*GIVEN REQUEST*: Copy each line that contains the word "сразу".

— start STORED ROWS —

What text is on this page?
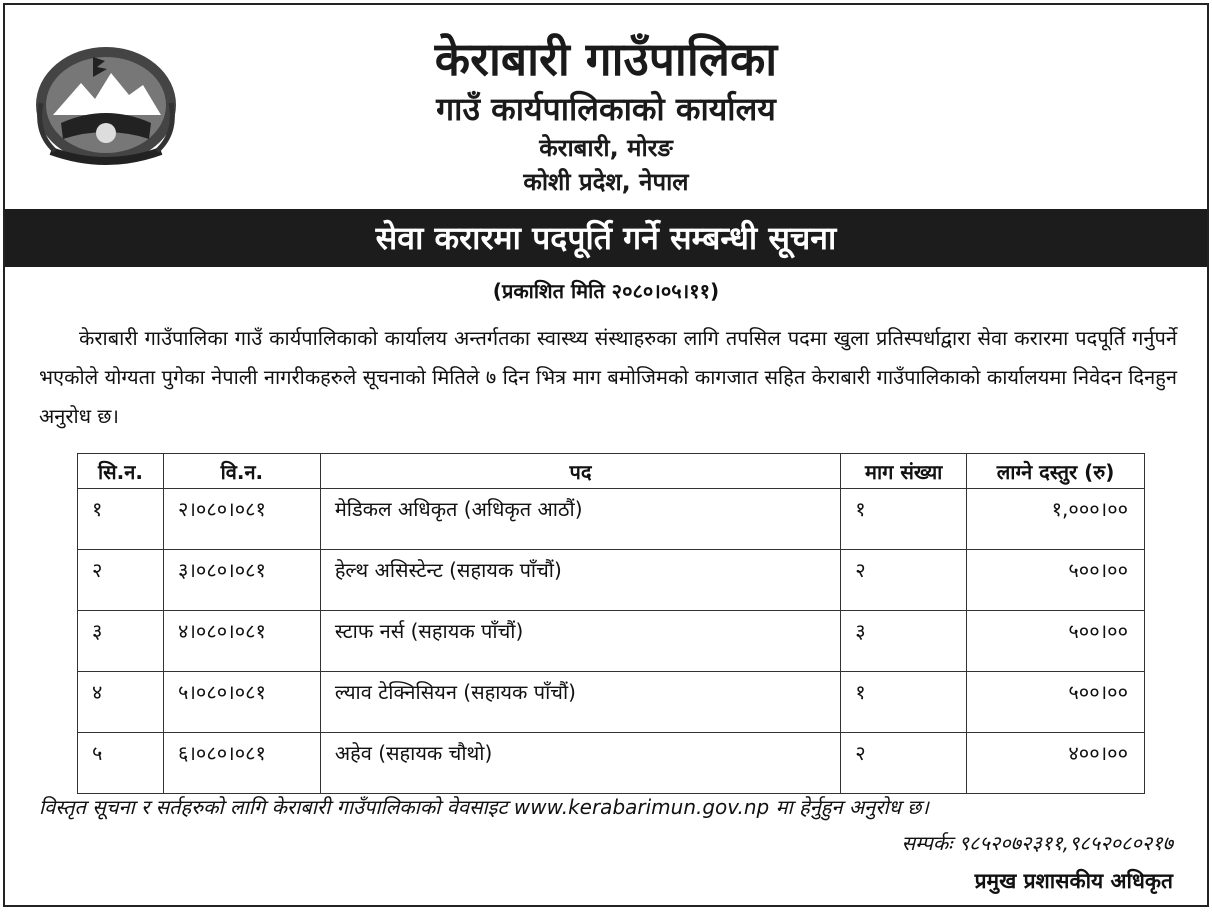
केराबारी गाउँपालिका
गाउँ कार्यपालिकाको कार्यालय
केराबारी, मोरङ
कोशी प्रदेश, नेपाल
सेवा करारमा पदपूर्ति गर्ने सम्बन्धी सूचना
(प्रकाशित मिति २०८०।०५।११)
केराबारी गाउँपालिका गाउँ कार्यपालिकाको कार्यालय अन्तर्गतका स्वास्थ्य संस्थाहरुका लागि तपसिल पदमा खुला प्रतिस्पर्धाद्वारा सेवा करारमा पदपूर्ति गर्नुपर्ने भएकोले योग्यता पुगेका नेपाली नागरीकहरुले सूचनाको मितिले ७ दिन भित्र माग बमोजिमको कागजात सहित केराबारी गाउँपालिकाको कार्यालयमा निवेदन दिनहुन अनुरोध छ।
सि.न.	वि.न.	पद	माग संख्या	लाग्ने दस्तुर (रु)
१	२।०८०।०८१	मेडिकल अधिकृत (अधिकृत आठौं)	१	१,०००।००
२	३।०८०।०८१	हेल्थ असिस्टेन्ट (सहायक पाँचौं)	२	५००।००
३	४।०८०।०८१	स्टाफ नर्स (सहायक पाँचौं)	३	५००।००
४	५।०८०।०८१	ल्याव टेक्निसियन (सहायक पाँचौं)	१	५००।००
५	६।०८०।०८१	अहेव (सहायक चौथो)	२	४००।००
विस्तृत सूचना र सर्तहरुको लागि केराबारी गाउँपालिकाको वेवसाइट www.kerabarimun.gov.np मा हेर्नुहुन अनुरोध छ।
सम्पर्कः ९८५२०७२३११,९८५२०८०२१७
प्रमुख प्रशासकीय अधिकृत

— end STORED ROWS —
— start STORED ROWS —

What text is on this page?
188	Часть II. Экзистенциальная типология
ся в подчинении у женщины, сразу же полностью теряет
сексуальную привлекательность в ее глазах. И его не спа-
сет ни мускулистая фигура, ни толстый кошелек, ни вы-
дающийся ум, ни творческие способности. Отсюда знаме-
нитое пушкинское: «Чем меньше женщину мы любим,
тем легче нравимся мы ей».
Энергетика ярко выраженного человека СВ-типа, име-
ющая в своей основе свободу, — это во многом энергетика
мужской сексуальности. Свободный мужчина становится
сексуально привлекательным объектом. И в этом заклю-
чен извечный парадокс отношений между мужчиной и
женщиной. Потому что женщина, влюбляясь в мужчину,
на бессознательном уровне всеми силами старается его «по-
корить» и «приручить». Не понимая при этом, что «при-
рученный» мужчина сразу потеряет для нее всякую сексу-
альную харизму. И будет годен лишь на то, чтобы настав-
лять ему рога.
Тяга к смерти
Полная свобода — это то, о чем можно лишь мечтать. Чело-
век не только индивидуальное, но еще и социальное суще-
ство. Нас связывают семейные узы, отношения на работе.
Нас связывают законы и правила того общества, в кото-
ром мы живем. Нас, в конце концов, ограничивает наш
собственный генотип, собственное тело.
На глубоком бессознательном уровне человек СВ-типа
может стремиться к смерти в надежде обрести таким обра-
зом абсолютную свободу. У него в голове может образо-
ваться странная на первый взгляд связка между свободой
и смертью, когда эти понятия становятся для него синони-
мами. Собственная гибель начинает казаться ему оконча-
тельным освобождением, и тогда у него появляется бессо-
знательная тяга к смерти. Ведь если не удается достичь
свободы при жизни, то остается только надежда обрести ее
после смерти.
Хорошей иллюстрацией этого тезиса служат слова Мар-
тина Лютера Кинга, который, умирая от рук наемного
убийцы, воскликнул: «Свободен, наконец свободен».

— end STORED ROWS —

*ANSWER TO THE TASK*:
ся в подчинении у женщины, сразу же полностью теряет
рученный» мужчина сразу потеряет для нее всякую сексу-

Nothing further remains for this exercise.